# Dataset content

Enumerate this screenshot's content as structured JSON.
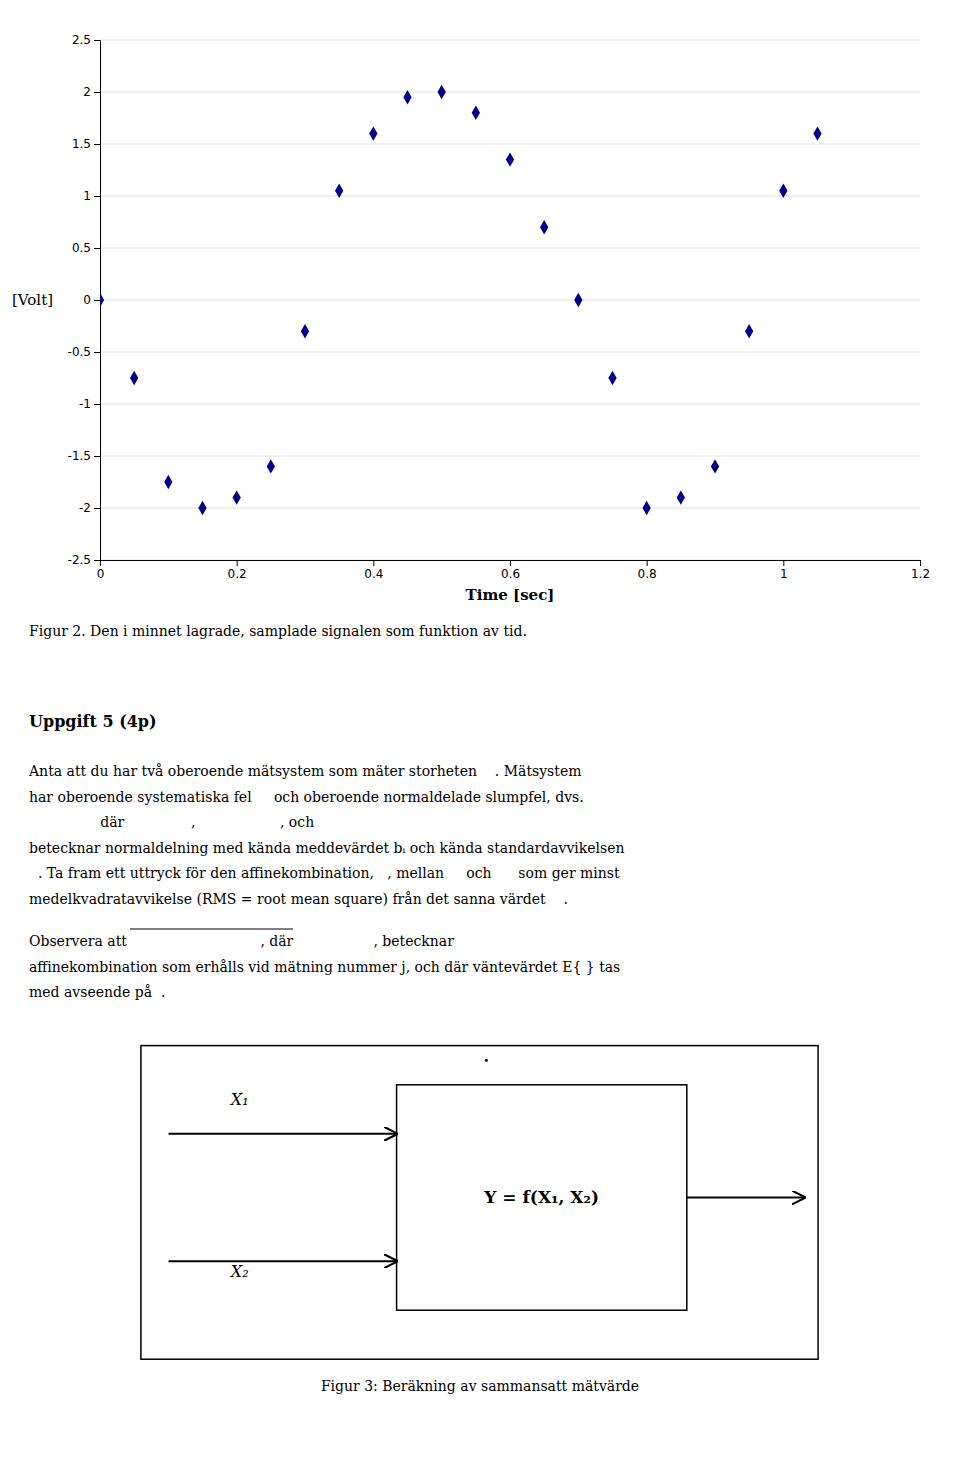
{
  "chart_data": {
    "type": "scatter",
    "x_label": "Time [sec]",
    "y_label": "[Volt]",
    "x": [
      0.0,
      0.05,
      0.1,
      0.15,
      0.2,
      0.25,
      0.3,
      0.35,
      0.4,
      0.45,
      0.5,
      0.55,
      0.6,
      0.65,
      0.7,
      0.75,
      0.8,
      0.85,
      0.9,
      0.95,
      1.0,
      1.05
    ],
    "values": [
      0.0,
      -0.75,
      -1.75,
      -2.0,
      -1.9,
      -1.6,
      -0.3,
      1.05,
      1.6,
      1.95,
      2.0,
      1.8,
      1.35,
      0.7,
      0.0,
      -0.75,
      -2.0,
      -1.9,
      -1.6,
      -0.3,
      1.05,
      1.6
    ],
    "color": "#00008B",
    "marker": "diamond",
    "xlim": [
      0,
      1.2
    ],
    "ylim": [
      -2.5,
      2.5
    ],
    "xticks": [
      0,
      0.2,
      0.4,
      0.6,
      0.8,
      1,
      1.2
    ],
    "yticks": [
      -2.5,
      -2,
      -1.5,
      -1,
      -0.5,
      0,
      0.5,
      1,
      1.5,
      2,
      2.5
    ],
    "grid": "y",
    "background_color": "#ffffff",
    "annotations": [
      "Figur 2. Den i minnet lagrade, samplade signalen som funktion av tid.",
      "Uppgift 5 (4p)",
      "Anta att du har två oberoende mätsystem som mäter storheten    . Mätsystem",
      "har oberoende systematiska fel     och oberoende normaldelade slumpfel, dvs.",
      "                där               ,                   , och",
      "betecknar normaldelning med kända meddevärdet bᵢ och kända standardavvikelsen",
      "  . Ta fram ett uttryck för den affinekombination,   , mellan     och      som ger minst",
      "medelkvadratavvikelse (RMS = root mean square) från det sanna värdet    .",
      "Observera att                              , där                  , betecknar",
      "affinekombination som erhålls vid mätning nummer j, och där väntevärdet E{ } tas",
      "med avseende på  .",
      "X₁",
      "X₂",
      "Y = f(X₁, X₂)",
      "Figur 3: Beräkning av sammansatt mätvärde"
    ]
  }
}
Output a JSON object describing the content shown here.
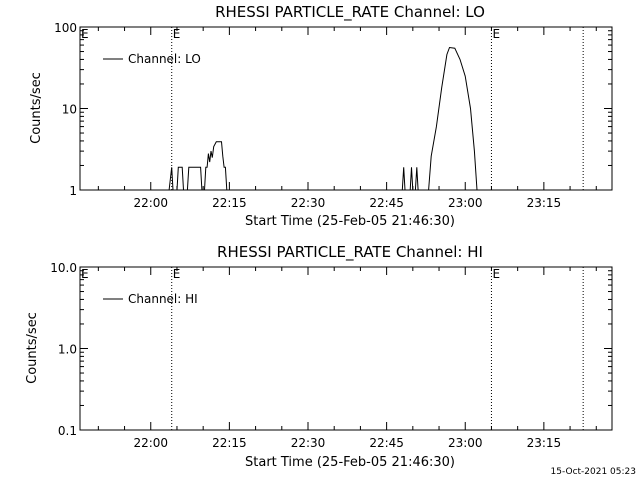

# Written instruction
Pictures stay out of the copy; please restate every record above exactly.

# Exercise solution
Enumerate this screenshot's content as structured JSON.
{
  "chart_data": {
    "type": "scatter",
    "x_label": "Time [sec]",
    "y_label": "[Volt]",
    "x": [
      0.0,
      0.05,
      0.1,
      0.15,
      0.2,
      0.25,
      0.3,
      0.35,
      0.4,
      0.45,
      0.5,
      0.55,
      0.6,
      0.65,
      0.7,
      0.75,
      0.8,
      0.85,
      0.9,
      0.95,
      1.0,
      1.05
    ],
    "values": [
      0.0,
      -0.75,
      -1.75,
      -2.0,
      -1.9,
      -1.6,
      -0.3,
      1.05,
      1.6,
      1.95,
      2.0,
      1.8,
      1.35,
      0.7,
      0.0,
      -0.75,
      -2.0,
      -1.9,
      -1.6,
      -0.3,
      1.05,
      1.6
    ],
    "color": "#00008B",
    "marker": "diamond",
    "xlim": [
      0,
      1.2
    ],
    "ylim": [
      -2.5,
      2.5
    ],
    "xticks": [
      0,
      0.2,
      0.4,
      0.6,
      0.8,
      1,
      1.2
    ],
    "yticks": [
      -2.5,
      -2,
      -1.5,
      -1,
      -0.5,
      0,
      0.5,
      1,
      1.5,
      2,
      2.5
    ],
    "grid": "y",
    "background_color": "#ffffff",
    "annotations": [
      "Figur 2. Den i minnet lagrade, samplade signalen som funktion av tid.",
      "Uppgift 5 (4p)",
      "Anta att du har två oberoende mätsystem som mäter storheten    . Mätsystem",
      "har oberoende systematiska fel     och oberoende normaldelade slumpfel, dvs.",
      "                där               ,                   , och",
      "betecknar normaldelning med kända meddevärdet bᵢ och kända standardavvikelsen",
      "  . Ta fram ett uttryck för den affinekombination,   , mellan     och      som ger minst",
      "medelkvadratavvikelse (RMS = root mean square) från det sanna värdet    .",
      "Observera att                              , där                  , betecknar",
      "affinekombination som erhålls vid mätning nummer j, och där väntevärdet E{ } tas",
      "med avseende på  .",
      "X₁",
      "X₂",
      "Y = f(X₁, X₂)",
      "Figur 3: Beräkning av sammansatt mätvärde"
    ]
  }
}
Output a JSON object describing the content shown here.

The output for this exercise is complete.